----- Provided text -----
Eric Arthur Blair was ill-positioned to cast the first stone. That Indian-born son of Deputy opium inspector, second class, became a Burmese imperial policeman possibly pen-named after the good shop Orwell that plied the briny back in the day, George lamented in "What is Fascism" that "fascism," which clearly meant christian socialism then and now, could not be defined in print. Even today the bald facts elicit from religious conservatives only a hardening of stubborn hatred rather than any glimmer of comprehension. Socialists, aghast with indignation, go off on hairsplitting tangents as to why socialism and a heavily-mixed economy are as far apart as the poles asunder--to them.

Hels said...

Hank

it is fascinating how Kipling's and Orwell's lives were similar, yes. Orwell was the grandson of a British clergyman, born in India as the son of a permanent member of the Indian Civil Service. He too was taken back to the UK to be educated, and despite financial problems, was sent to a boarding school. When getting into a uni became problematic, his parents chose for him to join the Imperial Police in British colony etc.
----- The data -----
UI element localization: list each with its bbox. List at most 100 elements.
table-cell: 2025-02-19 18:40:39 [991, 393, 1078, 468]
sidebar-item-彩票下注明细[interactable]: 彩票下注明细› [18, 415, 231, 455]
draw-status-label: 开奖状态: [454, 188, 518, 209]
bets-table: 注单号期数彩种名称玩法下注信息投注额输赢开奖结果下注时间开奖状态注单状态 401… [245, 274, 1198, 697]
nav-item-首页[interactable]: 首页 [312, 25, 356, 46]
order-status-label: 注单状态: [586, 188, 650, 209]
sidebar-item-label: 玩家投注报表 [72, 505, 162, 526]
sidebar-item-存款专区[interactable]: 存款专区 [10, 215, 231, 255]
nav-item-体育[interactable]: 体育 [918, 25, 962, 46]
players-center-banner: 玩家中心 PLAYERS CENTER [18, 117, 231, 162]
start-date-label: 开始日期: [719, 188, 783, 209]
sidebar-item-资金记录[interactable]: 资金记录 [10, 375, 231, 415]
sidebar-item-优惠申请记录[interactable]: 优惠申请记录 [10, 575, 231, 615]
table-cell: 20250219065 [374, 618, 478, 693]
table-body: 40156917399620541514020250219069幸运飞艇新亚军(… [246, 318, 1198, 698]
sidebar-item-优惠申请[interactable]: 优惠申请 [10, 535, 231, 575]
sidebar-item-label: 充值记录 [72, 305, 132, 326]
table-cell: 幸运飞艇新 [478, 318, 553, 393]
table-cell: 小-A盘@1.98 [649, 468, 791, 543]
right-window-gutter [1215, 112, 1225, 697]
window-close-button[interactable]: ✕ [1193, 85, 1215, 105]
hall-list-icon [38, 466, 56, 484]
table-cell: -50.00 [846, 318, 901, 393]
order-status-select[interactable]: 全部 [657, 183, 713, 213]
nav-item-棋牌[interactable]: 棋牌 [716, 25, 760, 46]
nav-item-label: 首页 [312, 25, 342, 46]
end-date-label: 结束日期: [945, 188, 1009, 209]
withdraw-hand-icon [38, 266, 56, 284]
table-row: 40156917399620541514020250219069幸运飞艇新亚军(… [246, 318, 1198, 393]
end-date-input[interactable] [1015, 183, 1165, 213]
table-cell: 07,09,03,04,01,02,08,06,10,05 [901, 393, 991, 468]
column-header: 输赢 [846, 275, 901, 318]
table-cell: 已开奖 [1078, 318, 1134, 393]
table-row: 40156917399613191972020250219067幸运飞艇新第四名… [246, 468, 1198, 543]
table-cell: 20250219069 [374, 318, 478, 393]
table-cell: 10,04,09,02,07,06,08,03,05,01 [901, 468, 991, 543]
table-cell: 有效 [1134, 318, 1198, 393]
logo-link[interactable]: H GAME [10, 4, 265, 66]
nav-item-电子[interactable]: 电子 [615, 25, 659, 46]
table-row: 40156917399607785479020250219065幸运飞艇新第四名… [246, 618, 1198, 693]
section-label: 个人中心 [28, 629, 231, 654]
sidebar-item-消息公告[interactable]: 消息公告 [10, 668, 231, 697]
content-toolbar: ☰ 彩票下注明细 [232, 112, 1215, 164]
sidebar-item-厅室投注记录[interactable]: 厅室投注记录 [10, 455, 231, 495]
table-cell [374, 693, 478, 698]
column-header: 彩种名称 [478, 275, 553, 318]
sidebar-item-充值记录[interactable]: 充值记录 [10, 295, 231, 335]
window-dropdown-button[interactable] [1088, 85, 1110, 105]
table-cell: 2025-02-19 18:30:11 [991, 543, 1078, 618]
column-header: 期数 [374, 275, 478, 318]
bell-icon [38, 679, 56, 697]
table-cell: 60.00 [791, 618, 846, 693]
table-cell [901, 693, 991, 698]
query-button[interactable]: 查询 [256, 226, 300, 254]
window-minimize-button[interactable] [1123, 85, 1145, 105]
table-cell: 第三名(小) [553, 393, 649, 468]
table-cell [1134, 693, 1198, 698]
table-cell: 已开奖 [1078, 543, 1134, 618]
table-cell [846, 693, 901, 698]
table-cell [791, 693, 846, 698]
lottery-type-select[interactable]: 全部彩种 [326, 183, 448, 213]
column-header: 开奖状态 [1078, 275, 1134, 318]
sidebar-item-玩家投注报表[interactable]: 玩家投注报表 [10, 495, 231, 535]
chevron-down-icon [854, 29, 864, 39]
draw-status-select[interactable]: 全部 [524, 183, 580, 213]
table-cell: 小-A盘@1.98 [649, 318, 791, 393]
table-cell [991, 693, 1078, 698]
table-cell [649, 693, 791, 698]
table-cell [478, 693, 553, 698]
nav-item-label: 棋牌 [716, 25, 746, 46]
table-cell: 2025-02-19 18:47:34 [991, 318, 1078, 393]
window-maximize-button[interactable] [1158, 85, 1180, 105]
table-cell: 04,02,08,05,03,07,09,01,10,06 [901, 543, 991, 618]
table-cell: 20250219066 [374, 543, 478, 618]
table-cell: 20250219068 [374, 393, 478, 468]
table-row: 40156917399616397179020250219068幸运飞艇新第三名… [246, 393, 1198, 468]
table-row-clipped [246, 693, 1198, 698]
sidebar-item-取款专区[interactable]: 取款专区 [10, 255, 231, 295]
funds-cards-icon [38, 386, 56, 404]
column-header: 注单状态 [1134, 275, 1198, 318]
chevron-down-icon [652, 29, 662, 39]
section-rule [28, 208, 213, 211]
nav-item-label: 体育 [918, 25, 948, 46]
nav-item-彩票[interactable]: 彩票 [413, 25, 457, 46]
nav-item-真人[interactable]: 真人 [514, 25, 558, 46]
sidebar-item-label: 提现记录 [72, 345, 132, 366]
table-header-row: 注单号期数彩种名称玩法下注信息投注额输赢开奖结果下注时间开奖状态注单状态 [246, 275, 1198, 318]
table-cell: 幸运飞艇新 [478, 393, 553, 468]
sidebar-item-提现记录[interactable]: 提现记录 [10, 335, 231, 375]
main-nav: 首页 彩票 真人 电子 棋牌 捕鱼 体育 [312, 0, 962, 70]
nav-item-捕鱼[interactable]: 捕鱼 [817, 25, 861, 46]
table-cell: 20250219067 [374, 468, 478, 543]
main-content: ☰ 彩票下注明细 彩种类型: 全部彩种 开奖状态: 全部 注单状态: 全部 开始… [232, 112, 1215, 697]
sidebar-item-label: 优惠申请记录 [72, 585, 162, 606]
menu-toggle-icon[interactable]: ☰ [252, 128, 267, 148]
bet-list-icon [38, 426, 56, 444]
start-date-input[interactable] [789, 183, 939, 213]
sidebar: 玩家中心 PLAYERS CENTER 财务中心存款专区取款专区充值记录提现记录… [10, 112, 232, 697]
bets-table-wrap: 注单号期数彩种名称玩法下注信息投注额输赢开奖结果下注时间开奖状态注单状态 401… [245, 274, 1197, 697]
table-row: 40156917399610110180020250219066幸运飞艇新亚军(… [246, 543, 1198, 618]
-----
- [Your tasks]
1. In the Orwell text, what was Orwell's grandfather?
2. Translate this sentence from the Orwell text into Spanish: "Even today the bald facts elicit from religious conservatives only a hardening of stubborn hatred rather than any glimmer of comprehension."
3. Proceed with the Orwell text, picking up after its final sentence.
The data isn't needed for any of this.

- [Answers]
1. A British clergyman.

2. Incluso hoy, los hechos desnudos solo provocan en los conservadores religiosos un endurecimiento del odio obstinado, en lugar de algún atisbo de comprensión.

3.
Many decades later, I now remember that in high school English, one of our compulsory books was Down and Out in Paris and London (1933)!

Anonymous said...

I revisited this post to check your reply to my comment and I was astonished to learn Kipling had visited Australia. When? What was his view? Google is my friend and what comes up first but your terrific Kipling post from 2011.

Hels said...

Andrew

I have been writing regular lecture notes since 1992 and regular blog posts since 2008. So whenever I come back to favourite topics, I have to check that the material is not too similar to earlier published material. Yes Kipling referred to his Australian experiences many times later, but I had completely forgotten about the book Kipling Down Under: Rudyard Kipling's visit to Australia: 1891.

I blame the pandemic... Joe blames my old age.

CherryPie said...

We should view historical figures in the context of their times rather than transporting them into current times and thinking.

Hels said...

CherryPie

I half agree. To understand a writer etc properly, we have to understand his or her own era. In great detail.

To be able to read his or her writing today, or to give it to our children, we have to be aware of changes in community and family values over the centuries, and across different societies. Plus I wonder if we face a slight additional problem when the writing has been translated from its original language.

Hilary Melton-Butcher said...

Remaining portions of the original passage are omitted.